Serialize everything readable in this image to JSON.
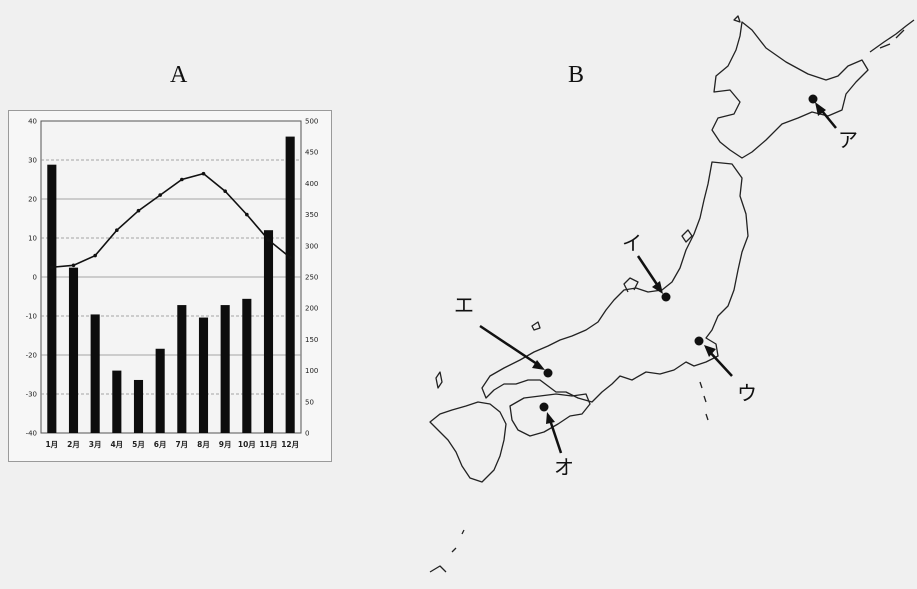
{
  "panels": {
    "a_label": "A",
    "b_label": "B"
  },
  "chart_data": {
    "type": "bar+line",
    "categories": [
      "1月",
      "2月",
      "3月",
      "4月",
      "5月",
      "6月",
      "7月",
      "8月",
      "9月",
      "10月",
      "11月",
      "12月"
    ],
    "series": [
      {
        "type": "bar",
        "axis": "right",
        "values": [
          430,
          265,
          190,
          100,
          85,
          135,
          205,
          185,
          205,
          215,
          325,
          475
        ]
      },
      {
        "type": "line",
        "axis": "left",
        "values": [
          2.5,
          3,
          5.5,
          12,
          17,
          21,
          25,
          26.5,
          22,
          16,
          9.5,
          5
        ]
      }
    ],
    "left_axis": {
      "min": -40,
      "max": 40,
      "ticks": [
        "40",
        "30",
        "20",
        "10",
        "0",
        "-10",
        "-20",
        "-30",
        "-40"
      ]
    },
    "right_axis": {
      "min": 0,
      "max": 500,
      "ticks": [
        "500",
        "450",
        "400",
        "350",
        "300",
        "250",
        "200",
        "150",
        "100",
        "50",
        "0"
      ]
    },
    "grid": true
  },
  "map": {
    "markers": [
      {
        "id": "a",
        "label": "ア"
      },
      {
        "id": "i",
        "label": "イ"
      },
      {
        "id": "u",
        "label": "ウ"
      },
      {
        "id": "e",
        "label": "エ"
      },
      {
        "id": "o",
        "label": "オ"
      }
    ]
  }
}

━━━━━━━━━━━━━━━━━━━━

WHAT IS BEING ASKED: Repeat each entry exactly as it appears; skip any picture.

COMPLETE OUTPUT:
Serialize everything readable in this image to JSON.
{
  "panels": {
    "a_label": "A",
    "b_label": "B"
  },
  "chart_data": {
    "type": "bar+line",
    "categories": [
      "1月",
      "2月",
      "3月",
      "4月",
      "5月",
      "6月",
      "7月",
      "8月",
      "9月",
      "10月",
      "11月",
      "12月"
    ],
    "series": [
      {
        "type": "bar",
        "axis": "right",
        "values": [
          430,
          265,
          190,
          100,
          85,
          135,
          205,
          185,
          205,
          215,
          325,
          475
        ]
      },
      {
        "type": "line",
        "axis": "left",
        "values": [
          2.5,
          3,
          5.5,
          12,
          17,
          21,
          25,
          26.5,
          22,
          16,
          9.5,
          5
        ]
      }
    ],
    "left_axis": {
      "min": -40,
      "max": 40,
      "ticks": [
        "40",
        "30",
        "20",
        "10",
        "0",
        "-10",
        "-20",
        "-30",
        "-40"
      ]
    },
    "right_axis": {
      "min": 0,
      "max": 500,
      "ticks": [
        "500",
        "450",
        "400",
        "350",
        "300",
        "250",
        "200",
        "150",
        "100",
        "50",
        "0"
      ]
    },
    "grid": true
  },
  "map": {
    "markers": [
      {
        "id": "a",
        "label": "ア"
      },
      {
        "id": "i",
        "label": "イ"
      },
      {
        "id": "u",
        "label": "ウ"
      },
      {
        "id": "e",
        "label": "エ"
      },
      {
        "id": "o",
        "label": "オ"
      }
    ]
  }
}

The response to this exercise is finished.